[YOUR OBJECTIVE]
Each entry below is to be duplicated verbatim.

Data items
※

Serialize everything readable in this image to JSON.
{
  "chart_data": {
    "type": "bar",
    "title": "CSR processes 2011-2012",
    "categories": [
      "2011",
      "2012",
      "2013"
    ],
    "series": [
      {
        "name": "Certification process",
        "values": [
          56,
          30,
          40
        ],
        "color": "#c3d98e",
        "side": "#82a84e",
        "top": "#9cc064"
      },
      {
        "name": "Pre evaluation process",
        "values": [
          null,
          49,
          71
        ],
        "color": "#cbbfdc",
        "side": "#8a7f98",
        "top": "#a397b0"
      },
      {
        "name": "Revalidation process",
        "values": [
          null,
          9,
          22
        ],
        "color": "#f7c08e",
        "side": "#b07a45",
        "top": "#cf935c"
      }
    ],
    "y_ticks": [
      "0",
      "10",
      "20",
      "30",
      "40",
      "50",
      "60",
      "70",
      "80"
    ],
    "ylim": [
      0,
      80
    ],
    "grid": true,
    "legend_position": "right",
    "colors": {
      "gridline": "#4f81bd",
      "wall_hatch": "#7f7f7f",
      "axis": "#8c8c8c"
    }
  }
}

※

[RESPONSE FOR THIS EXERCISE]
Serialize everything readable in this image to JSON.
{
  "chart_data": {
    "type": "bar",
    "title": "CSR processes 2011-2012",
    "categories": [
      "2011",
      "2012",
      "2013"
    ],
    "series": [
      {
        "name": "Certification process",
        "values": [
          56,
          30,
          40
        ],
        "color": "#c3d98e",
        "side": "#82a84e",
        "top": "#9cc064"
      },
      {
        "name": "Pre evaluation process",
        "values": [
          null,
          49,
          71
        ],
        "color": "#cbbfdc",
        "side": "#8a7f98",
        "top": "#a397b0"
      },
      {
        "name": "Revalidation process",
        "values": [
          null,
          9,
          22
        ],
        "color": "#f7c08e",
        "side": "#b07a45",
        "top": "#cf935c"
      }
    ],
    "y_ticks": [
      "0",
      "10",
      "20",
      "30",
      "40",
      "50",
      "60",
      "70",
      "80"
    ],
    "ylim": [
      0,
      80
    ],
    "grid": true,
    "legend_position": "right",
    "colors": {
      "gridline": "#4f81bd",
      "wall_hatch": "#7f7f7f",
      "axis": "#8c8c8c"
    }
  }
}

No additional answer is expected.